Data in this exercise:
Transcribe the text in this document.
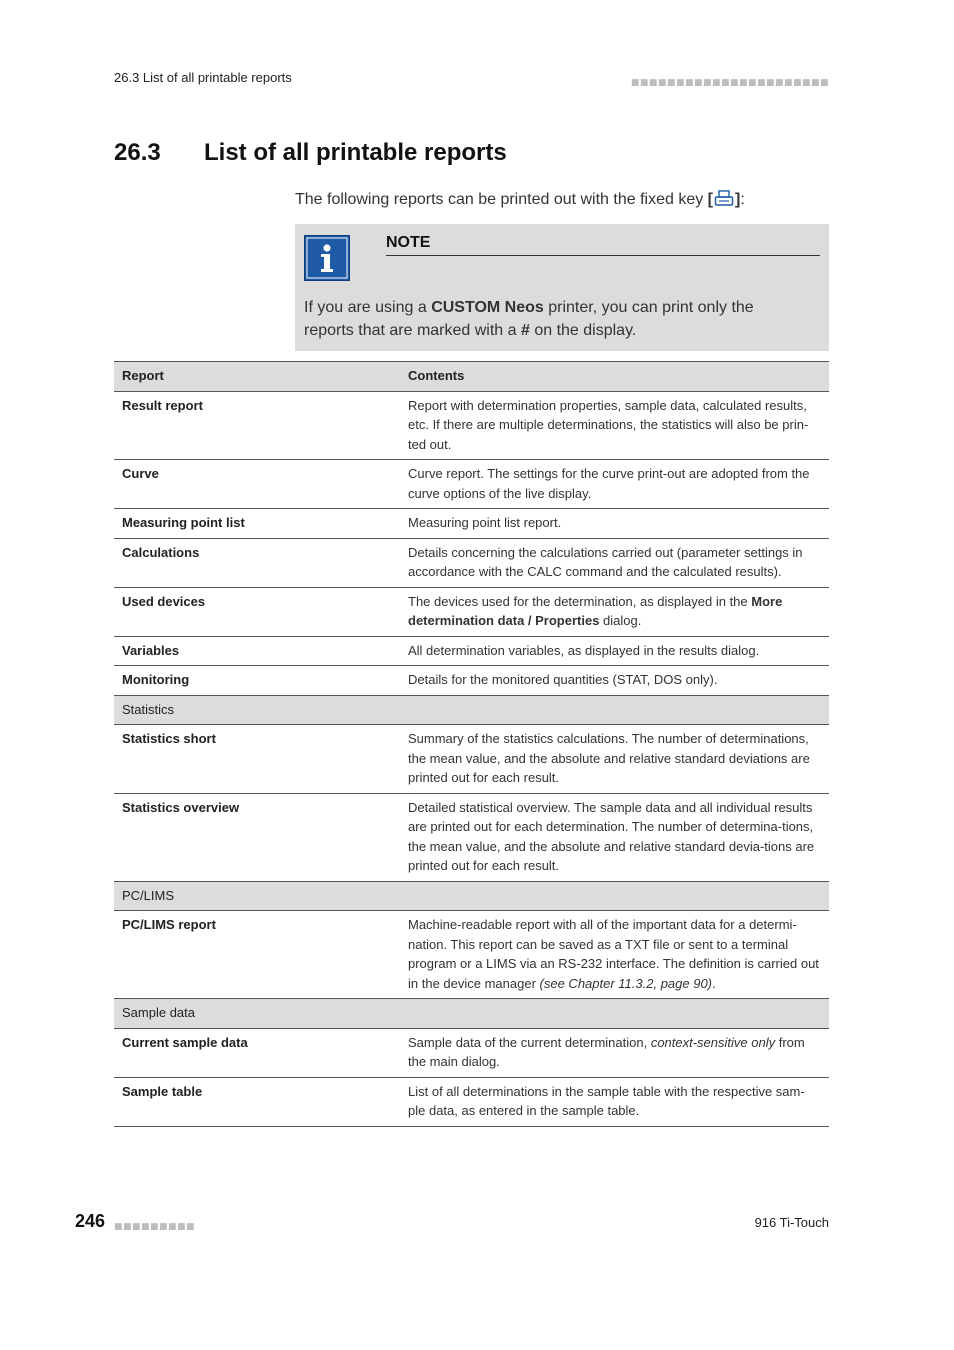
26.3 List of all printable reports	■■■■■■■■■■■■■■■■■■■■■■
26.3 List of all printable reports
The following reports can be printed out with the fixed key [ ]:
NOTE
If you are using a CUSTOM Neos printer, you can print only the reports that are marked with a # on the display.
Report	Contents
Result report	Report with determination properties, sample data, calculated results, etc. If there are multiple determinations, the statistics will also be prin-ted out.
Curve	Curve report. The settings for the curve print-out are adopted from the curve options of the live display.
Measuring point list	Measuring point list report.
Calculations	Details concerning the calculations carried out (parameter settings in accordance with the CALC command and the calculated results).
Used devices	The devices used for the determination, as displayed in the More determination data / Properties dialog.
Variables	All determination variables, as displayed in the results dialog.
Monitoring	Details for the monitored quantities (STAT, DOS only).
Statistics	
Statistics short	Summary of the statistics calculations. The number of determinations, the mean value, and the absolute and relative standard deviations are printed out for each result.
Statistics overview	Detailed statistical overview. The sample data and all individual results are printed out for each determination. The number of determina-tions, the mean value, and the absolute and relative standard devia-tions are printed out for each result.
PC/LIMS	
PC/LIMS report	Machine-readable report with all of the important data for a determi-nation. This report can be saved as a TXT file or sent to a terminal program or a LIMS via an RS-232 interface. The definition is carried out in the device manager (see Chapter 11.3.2, page 90).
Sample data	
Current sample data	Sample data of the current determination, context-sensitive only from the main dialog.
Sample table	List of all determinations in the sample table with the respective sam-ple data, as entered in the sample table.
246 ■■■■■■■■■	916 Ti-Touch
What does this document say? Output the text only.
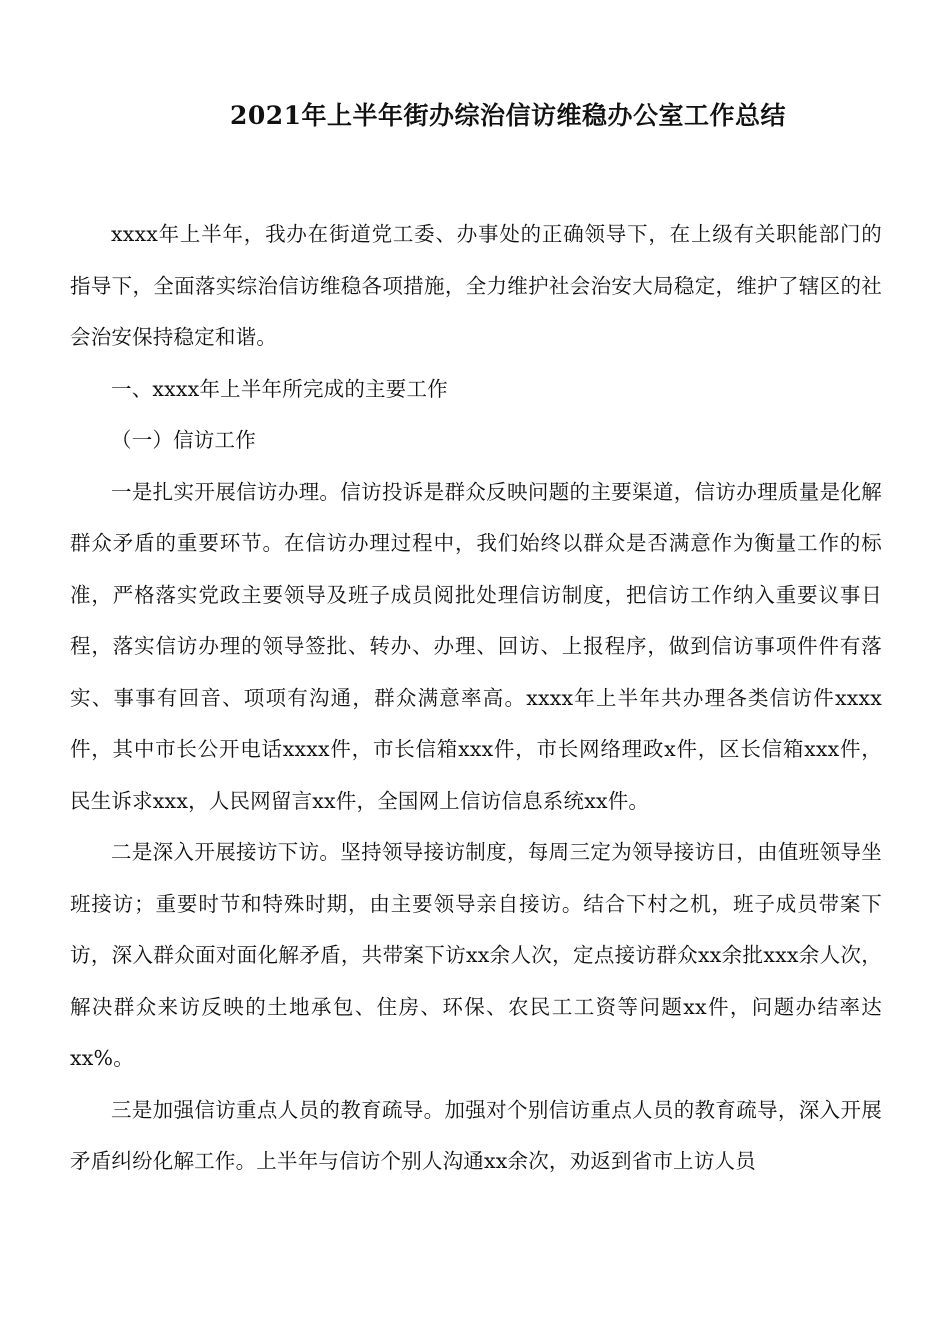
2021年上半年街办综治信访维稳办公室工作总结

xxxx年上半年，我办在街道党工委、办事处的正确领导下，在上级有关职能部门的指导下，全面落实综治信访维稳各项措施，全力维护社会治安大局稳定，维护了辖区的社会治安保持稳定和谐。

一、xxxx年上半年所完成的主要工作

（一）信访工作

一是扎实开展信访办理。信访投诉是群众反映问题的主要渠道，信访办理质量是化解群众矛盾的重要环节。在信访办理过程中，我们始终以群众是否满意作为衡量工作的标准，严格落实党政主要领导及班子成员阅批处理信访制度，把信访工作纳入重要议事日程，落实信访办理的领导签批、转办、办理、回访、上报程序，做到信访事项件件有落实、事事有回音、项项有沟通，群众满意率高。xxxx年上半年共办理各类信访件xxxx件，其中市长公开电话xxxx件，市长信箱xxx件，市长网络理政x件，区长信箱xxx件，民生诉求xxx，人民网留言xx件，全国网上信访信息系统xx件。

二是深入开展接访下访。坚持领导接访制度，每周三定为领导接访日，由值班领导坐班接访；重要时节和特殊时期，由主要领导亲自接访。结合下村之机，班子成员带案下访，深入群众面对面化解矛盾，共带案下访xx余人次，定点接访群众xx余批xxx余人次，解决群众来访反映的土地承包、住房、环保、农民工工资等问题xx件，问题办结率达xx%。

三是加强信访重点人员的教育疏导。加强对个别信访重点人员的教育疏导，深入开展矛盾纠纷化解工作。上半年与信访个别人沟通xx余次，劝返到省市上访人员
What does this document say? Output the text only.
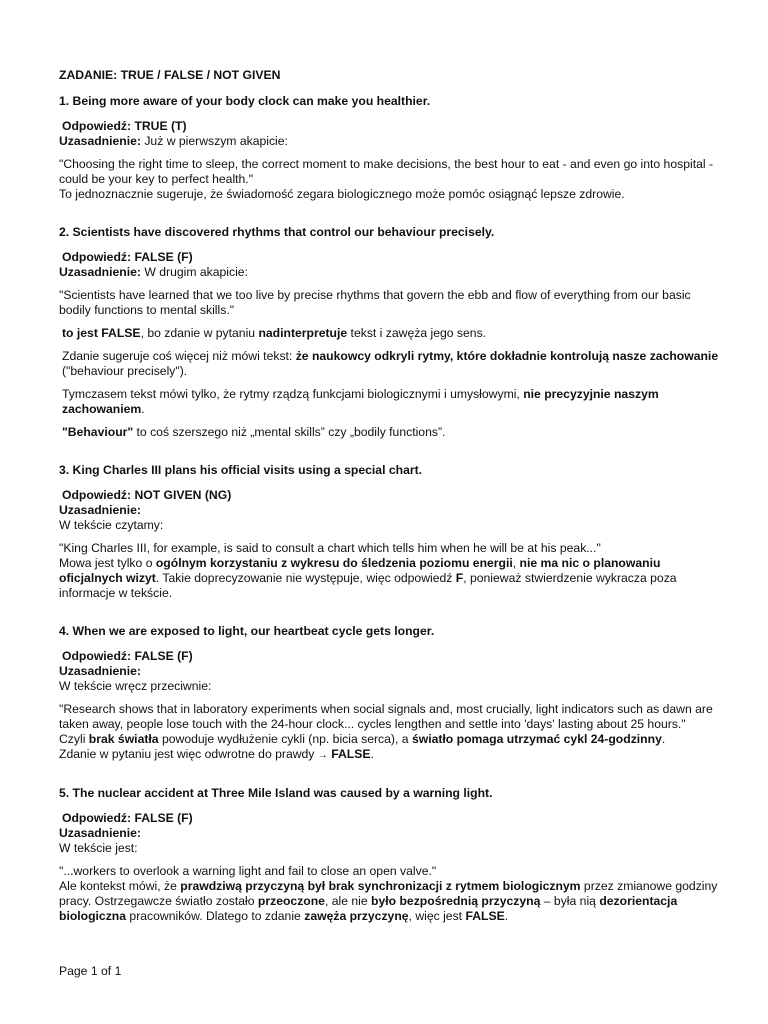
ZADANIE: TRUE / FALSE / NOT GIVEN
1. Being more aware of your body clock can make you healthier.
Odpowiedź: TRUE (T)
Uzasadnienie: Już w pierwszym akapicie:
"Choosing the right time to sleep, the correct moment to make decisions, the best hour to eat - and even go into hospital - could be your key to perfect health."
To jednoznacznie sugeruje, że świadomość zegara biologicznego może pomóc osiągnąć lepsze zdrowie.
2. Scientists have discovered rhythms that control our behaviour precisely.
Odpowiedź: FALSE (F)
Uzasadnienie: W drugim akapicie:
"Scientists have learned that we too live by precise rhythms that govern the ebb and flow of everything from our basic bodily functions to mental skills."
to jest FALSE, bo zdanie w pytaniu nadinterpretuje tekst i zawęża jego sens.
Zdanie sugeruje coś więcej niż mówi tekst: że naukowcy odkryli rytmy, które dokładnie kontrolują nasze zachowanie ("behaviour precisely").
Tymczasem tekst mówi tylko, że rytmy rządzą funkcjami biologicznymi i umysłowymi, nie precyzyjnie naszym zachowaniem.
"Behaviour" to coś szerszego niż „mental skills” czy „bodily functions”.
3. King Charles III plans his official visits using a special chart.
Odpowiedź: NOT GIVEN (NG)
Uzasadnienie:
W tekście czytamy:
"King Charles III, for example, is said to consult a chart which tells him when he will be at his peak..."
Mowa jest tylko o ogólnym korzystaniu z wykresu do śledzenia poziomu energii, nie ma nic o planowaniu oficjalnych wizyt. Takie doprecyzowanie nie występuje, więc odpowiedź F, ponieważ stwierdzenie wykracza poza informacje w tekście.
4. When we are exposed to light, our heartbeat cycle gets longer.
Odpowiedź: FALSE (F)
Uzasadnienie:
W tekście wręcz przeciwnie:
"Research shows that in laboratory experiments when social signals and, most crucially, light indicators such as dawn are taken away, people lose touch with the 24-hour clock... cycles lengthen and settle into 'days' lasting about 25 hours."
Czyli brak światła powoduje wydłużenie cykli (np. bicia serca), a światło pomaga utrzymać cykl 24-godzinny.
Zdanie w pytaniu jest więc odwrotne do prawdy → FALSE.
5. The nuclear accident at Three Mile Island was caused by a warning light.
Odpowiedź: FALSE (F)
Uzasadnienie:
W tekście jest:
"...workers to overlook a warning light and fail to close an open valve."
Ale kontekst mówi, że prawdziwą przyczyną był brak synchronizacji z rytmem biologicznym przez zmianowe godziny pracy. Ostrzegawcze światło zostało przeoczone, ale nie było bezpośrednią przyczyną – była nią dezorientacja biologiczna pracowników. Dlatego to zdanie zawęża przyczynę, więc jest FALSE.
Page 1 of 1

Task details: Copy each line holding the word "FALSE" from the listing above.

Full response:
ZADANIE: TRUE / FALSE / NOT GIVEN
Odpowiedź: FALSE (F)
to jest FALSE, bo zdanie w pytaniu nadinterpretuje tekst i zawęża jego sens.
Odpowiedź: FALSE (F)
Zdanie w pytaniu jest więc odwrotne do prawdy → FALSE.
Odpowiedź: FALSE (F)
Ale kontekst mówi, że prawdziwą przyczyną był brak synchronizacji z rytmem biologicznym przez zmianowe godziny pracy. Ostrzegawcze światło zostało przeoczone, ale nie było bezpośrednią przyczyną – była nią dezorientacja biologiczna pracowników. Dlatego to zdanie zawęża przyczynę, więc jest FALSE.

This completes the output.